*EXERCISE GOAL*.
Copy all of the lines below, keeping every one of them unchanged.

## BEGIN INPUT DATA

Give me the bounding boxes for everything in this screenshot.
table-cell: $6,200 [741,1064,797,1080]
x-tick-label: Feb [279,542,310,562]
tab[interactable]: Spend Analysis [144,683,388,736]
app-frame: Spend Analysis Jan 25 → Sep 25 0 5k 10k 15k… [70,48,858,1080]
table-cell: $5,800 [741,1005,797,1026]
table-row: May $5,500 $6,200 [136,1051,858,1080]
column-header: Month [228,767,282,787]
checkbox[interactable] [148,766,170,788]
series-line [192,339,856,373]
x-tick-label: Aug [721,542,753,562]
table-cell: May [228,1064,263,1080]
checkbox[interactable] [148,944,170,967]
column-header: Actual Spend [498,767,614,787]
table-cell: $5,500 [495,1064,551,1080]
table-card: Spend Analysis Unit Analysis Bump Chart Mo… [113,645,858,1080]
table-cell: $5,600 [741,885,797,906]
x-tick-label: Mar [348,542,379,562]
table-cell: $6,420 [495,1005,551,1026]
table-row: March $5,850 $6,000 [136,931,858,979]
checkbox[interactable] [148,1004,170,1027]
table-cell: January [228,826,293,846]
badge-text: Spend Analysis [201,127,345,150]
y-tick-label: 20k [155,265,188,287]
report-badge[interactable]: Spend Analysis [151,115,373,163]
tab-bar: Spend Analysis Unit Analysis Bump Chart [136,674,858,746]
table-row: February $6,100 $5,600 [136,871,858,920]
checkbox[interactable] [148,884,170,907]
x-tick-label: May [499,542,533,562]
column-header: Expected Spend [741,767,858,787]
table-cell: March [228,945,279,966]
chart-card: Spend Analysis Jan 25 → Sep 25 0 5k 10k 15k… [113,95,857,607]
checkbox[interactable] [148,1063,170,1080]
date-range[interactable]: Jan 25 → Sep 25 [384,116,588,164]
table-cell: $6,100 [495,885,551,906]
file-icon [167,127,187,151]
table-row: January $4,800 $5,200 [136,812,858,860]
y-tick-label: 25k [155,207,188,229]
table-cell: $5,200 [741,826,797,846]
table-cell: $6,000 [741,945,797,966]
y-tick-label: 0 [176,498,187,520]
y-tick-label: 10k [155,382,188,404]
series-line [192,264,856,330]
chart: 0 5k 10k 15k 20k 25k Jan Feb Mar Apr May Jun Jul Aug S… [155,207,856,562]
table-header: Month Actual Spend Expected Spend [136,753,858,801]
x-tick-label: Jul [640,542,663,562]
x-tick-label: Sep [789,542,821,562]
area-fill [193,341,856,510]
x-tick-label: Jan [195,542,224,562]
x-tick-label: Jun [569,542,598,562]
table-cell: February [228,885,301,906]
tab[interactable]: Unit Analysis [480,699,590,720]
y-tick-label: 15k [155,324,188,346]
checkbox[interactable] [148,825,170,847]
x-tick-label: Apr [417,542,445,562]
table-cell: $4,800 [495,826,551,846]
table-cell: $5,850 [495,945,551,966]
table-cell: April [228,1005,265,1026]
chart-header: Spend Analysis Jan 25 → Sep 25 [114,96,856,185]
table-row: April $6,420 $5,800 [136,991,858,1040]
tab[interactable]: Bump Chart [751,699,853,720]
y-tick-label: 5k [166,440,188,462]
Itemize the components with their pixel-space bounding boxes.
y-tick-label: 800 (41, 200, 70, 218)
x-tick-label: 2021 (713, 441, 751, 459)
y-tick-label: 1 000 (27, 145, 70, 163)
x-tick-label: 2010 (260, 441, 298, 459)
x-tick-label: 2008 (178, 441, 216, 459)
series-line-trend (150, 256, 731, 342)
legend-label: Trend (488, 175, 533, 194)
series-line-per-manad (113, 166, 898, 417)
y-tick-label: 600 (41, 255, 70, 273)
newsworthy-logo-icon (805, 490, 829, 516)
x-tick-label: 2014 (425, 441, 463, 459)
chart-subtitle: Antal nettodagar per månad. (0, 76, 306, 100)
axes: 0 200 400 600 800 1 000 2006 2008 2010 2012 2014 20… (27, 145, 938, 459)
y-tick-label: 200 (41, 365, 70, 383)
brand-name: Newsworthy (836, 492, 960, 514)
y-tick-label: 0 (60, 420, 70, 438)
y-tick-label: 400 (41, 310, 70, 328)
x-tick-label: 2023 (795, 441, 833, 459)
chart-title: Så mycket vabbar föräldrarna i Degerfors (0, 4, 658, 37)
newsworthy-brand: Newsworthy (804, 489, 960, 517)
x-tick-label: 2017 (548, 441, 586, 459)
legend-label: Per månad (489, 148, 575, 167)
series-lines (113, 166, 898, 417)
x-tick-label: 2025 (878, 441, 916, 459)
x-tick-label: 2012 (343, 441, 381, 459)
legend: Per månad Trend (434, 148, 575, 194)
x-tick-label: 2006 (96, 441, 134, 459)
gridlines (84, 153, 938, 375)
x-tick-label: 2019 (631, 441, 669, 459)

## END INPUT DATA

*THE OUTPUT*.
Give me the bounding boxes for everything in this screenshot.
table-cell: $6,200 [741,1064,797,1080]
x-tick-label: Feb [279,542,310,562]
tab[interactable]: Spend Analysis [144,683,388,736]
app-frame: Spend Analysis Jan 25 → Sep 25 0 5k 10k 15k… [70,48,858,1080]
table-cell: $5,800 [741,1005,797,1026]
table-row: May $5,500 $6,200 [136,1051,858,1080]
column-header: Month [228,767,282,787]
checkbox[interactable] [148,766,170,788]
series-line [192,339,856,373]
x-tick-label: Aug [721,542,753,562]
table-cell: May [228,1064,263,1080]
checkbox[interactable] [148,944,170,967]
column-header: Actual Spend [498,767,614,787]
table-cell: $5,500 [495,1064,551,1080]
table-card: Spend Analysis Unit Analysis Bump Chart Mo… [113,645,858,1080]
table-cell: $5,600 [741,885,797,906]
x-tick-label: Mar [348,542,379,562]
table-cell: $6,420 [495,1005,551,1026]
table-row: March $5,850 $6,000 [136,931,858,979]
checkbox[interactable] [148,1004,170,1027]
table-cell: January [228,826,293,846]
badge-text: Spend Analysis [201,127,345,150]
y-tick-label: 20k [155,265,188,287]
report-badge[interactable]: Spend Analysis [151,115,373,163]
tab-bar: Spend Analysis Unit Analysis Bump Chart [136,674,858,746]
table-row: February $6,100 $5,600 [136,871,858,920]
checkbox[interactable] [148,884,170,907]
x-tick-label: May [499,542,533,562]
column-header: Expected Spend [741,767,858,787]
table-cell: March [228,945,279,966]
chart-card: Spend Analysis Jan 25 → Sep 25 0 5k 10k 15k… [113,95,857,607]
checkbox[interactable] [148,1063,170,1080]
date-range[interactable]: Jan 25 → Sep 25 [384,116,588,164]
table-cell: $6,100 [495,885,551,906]
file-icon [167,127,187,151]
table-row: January $4,800 $5,200 [136,812,858,860]
y-tick-label: 25k [155,207,188,229]
table-cell: $5,200 [741,826,797,846]
table-cell: $6,000 [741,945,797,966]
y-tick-label: 0 [176,498,187,520]
y-tick-label: 10k [155,382,188,404]
series-line [192,264,856,330]
chart: 0 5k 10k 15k 20k 25k Jan Feb Mar Apr May Jun Jul Aug S… [155,207,856,562]
table-header: Month Actual Spend Expected Spend [136,753,858,801]
x-tick-label: Jul [640,542,663,562]
x-tick-label: Sep [789,542,821,562]
area-fill [193,341,856,510]
x-tick-label: Jan [195,542,224,562]
x-tick-label: Jun [569,542,598,562]
table-cell: February [228,885,301,906]
tab[interactable]: Unit Analysis [480,699,590,720]
y-tick-label: 15k [155,324,188,346]
checkbox[interactable] [148,825,170,847]
x-tick-label: Apr [417,542,445,562]
table-cell: $4,800 [495,826,551,846]
table-cell: $5,850 [495,945,551,966]
table-cell: April [228,1005,265,1026]
chart-header: Spend Analysis Jan 25 → Sep 25 [114,96,856,185]
table-row: April $6,420 $5,800 [136,991,858,1040]
tab[interactable]: Bump Chart [751,699,853,720]
y-tick-label: 5k [166,440,188,462]
Itemize the components with their pixel-space bounding boxes.
y-tick-label: 800 (41, 200, 70, 218)
x-tick-label: 2021 (713, 441, 751, 459)
y-tick-label: 1 000 (27, 145, 70, 163)
x-tick-label: 2010 (260, 441, 298, 459)
x-tick-label: 2008 (178, 441, 216, 459)
series-line-trend (150, 256, 731, 342)
legend-label: Trend (488, 175, 533, 194)
series-line-per-manad (113, 166, 898, 417)
y-tick-label: 600 (41, 255, 70, 273)
newsworthy-logo-icon (805, 490, 829, 516)
x-tick-label: 2014 (425, 441, 463, 459)
chart-subtitle: Antal nettodagar per månad. (0, 76, 306, 100)
axes: 0 200 400 600 800 1 000 2006 2008 2010 2012 2014 20… (27, 145, 938, 459)
y-tick-label: 200 (41, 365, 70, 383)
brand-name: Newsworthy (836, 492, 960, 514)
y-tick-label: 0 (60, 420, 70, 438)
y-tick-label: 400 (41, 310, 70, 328)
x-tick-label: 2023 (795, 441, 833, 459)
chart-title: Så mycket vabbar föräldrarna i Degerfors (0, 4, 658, 37)
newsworthy-brand: Newsworthy (804, 489, 960, 517)
x-tick-label: 2017 (548, 441, 586, 459)
legend-label: Per månad (489, 148, 575, 167)
series-lines (113, 166, 898, 417)
x-tick-label: 2025 (878, 441, 916, 459)
x-tick-label: 2012 (343, 441, 381, 459)
legend: Per månad Trend (434, 148, 575, 194)
x-tick-label: 2006 (96, 441, 134, 459)
gridlines (84, 153, 938, 375)
x-tick-label: 2019 (631, 441, 669, 459)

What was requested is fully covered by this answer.